→ **What you are asked to do**
Reproduce every line of the material below character for character, without changing or leaving out anything.

→ **Records**
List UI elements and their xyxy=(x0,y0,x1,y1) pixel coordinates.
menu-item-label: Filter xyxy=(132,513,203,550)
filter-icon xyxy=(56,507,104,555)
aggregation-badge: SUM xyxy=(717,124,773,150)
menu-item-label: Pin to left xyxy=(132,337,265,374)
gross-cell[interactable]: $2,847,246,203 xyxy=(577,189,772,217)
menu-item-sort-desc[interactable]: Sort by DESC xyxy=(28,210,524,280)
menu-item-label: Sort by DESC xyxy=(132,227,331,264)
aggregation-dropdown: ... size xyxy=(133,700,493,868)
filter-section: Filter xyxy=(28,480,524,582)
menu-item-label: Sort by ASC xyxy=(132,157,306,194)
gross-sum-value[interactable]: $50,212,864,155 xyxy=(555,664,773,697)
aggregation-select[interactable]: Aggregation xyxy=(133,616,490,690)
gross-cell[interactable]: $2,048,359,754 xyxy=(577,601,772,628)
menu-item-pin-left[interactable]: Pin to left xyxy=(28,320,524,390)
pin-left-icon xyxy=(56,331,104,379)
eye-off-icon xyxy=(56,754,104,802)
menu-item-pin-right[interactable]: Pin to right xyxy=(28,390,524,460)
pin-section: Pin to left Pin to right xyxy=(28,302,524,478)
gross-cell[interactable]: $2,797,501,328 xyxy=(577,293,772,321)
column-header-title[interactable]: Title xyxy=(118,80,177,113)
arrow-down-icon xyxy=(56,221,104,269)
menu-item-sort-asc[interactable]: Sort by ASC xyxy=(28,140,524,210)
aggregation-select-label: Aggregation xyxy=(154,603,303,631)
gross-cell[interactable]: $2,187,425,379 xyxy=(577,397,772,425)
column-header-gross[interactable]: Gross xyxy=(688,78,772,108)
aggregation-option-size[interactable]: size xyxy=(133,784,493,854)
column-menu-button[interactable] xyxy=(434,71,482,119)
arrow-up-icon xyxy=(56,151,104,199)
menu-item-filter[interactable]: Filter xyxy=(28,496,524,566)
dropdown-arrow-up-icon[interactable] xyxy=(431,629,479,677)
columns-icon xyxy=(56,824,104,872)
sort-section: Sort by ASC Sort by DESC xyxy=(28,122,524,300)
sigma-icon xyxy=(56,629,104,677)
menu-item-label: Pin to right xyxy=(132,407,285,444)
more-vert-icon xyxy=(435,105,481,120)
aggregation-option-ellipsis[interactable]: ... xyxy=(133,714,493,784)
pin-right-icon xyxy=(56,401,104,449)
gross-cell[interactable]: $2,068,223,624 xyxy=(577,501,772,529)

→ **Exercise solution**
List UI elements and their xyxy=(x0,y0,x1,y1) pixel coordinates.
menu-item-label: Filter xyxy=(132,513,203,550)
filter-icon xyxy=(56,507,104,555)
aggregation-badge: SUM xyxy=(717,124,773,150)
menu-item-label: Pin to left xyxy=(132,337,265,374)
gross-cell[interactable]: $2,847,246,203 xyxy=(577,189,772,217)
menu-item-sort-desc[interactable]: Sort by DESC xyxy=(28,210,524,280)
menu-item-label: Sort by DESC xyxy=(132,227,331,264)
aggregation-dropdown: ... size xyxy=(133,700,493,868)
filter-section: Filter xyxy=(28,480,524,582)
menu-item-label: Sort by ASC xyxy=(132,157,306,194)
gross-sum-value[interactable]: $50,212,864,155 xyxy=(555,664,773,697)
aggregation-select[interactable]: Aggregation xyxy=(133,616,490,690)
gross-cell[interactable]: $2,048,359,754 xyxy=(577,601,772,628)
menu-item-pin-left[interactable]: Pin to left xyxy=(28,320,524,390)
pin-left-icon xyxy=(56,331,104,379)
eye-off-icon xyxy=(56,754,104,802)
menu-item-pin-right[interactable]: Pin to right xyxy=(28,390,524,460)
pin-section: Pin to left Pin to right xyxy=(28,302,524,478)
gross-cell[interactable]: $2,797,501,328 xyxy=(577,293,772,321)
column-header-title[interactable]: Title xyxy=(118,80,177,113)
arrow-down-icon xyxy=(56,221,104,269)
menu-item-sort-asc[interactable]: Sort by ASC xyxy=(28,140,524,210)
aggregation-select-label: Aggregation xyxy=(154,603,303,631)
gross-cell[interactable]: $2,187,425,379 xyxy=(577,397,772,425)
column-header-gross[interactable]: Gross xyxy=(688,78,772,108)
aggregation-option-size[interactable]: size xyxy=(133,784,493,854)
column-menu-button[interactable] xyxy=(434,71,482,119)
arrow-up-icon xyxy=(56,151,104,199)
menu-item-filter[interactable]: Filter xyxy=(28,496,524,566)
dropdown-arrow-up-icon[interactable] xyxy=(431,629,479,677)
columns-icon xyxy=(56,824,104,872)
sort-section: Sort by ASC Sort by DESC xyxy=(28,122,524,300)
sigma-icon xyxy=(56,629,104,677)
menu-item-label: Pin to right xyxy=(132,407,285,444)
more-vert-icon xyxy=(435,105,481,120)
aggregation-option-ellipsis[interactable]: ... xyxy=(133,714,493,784)
pin-right-icon xyxy=(56,401,104,449)
gross-cell[interactable]: $2,068,223,624 xyxy=(577,501,772,529)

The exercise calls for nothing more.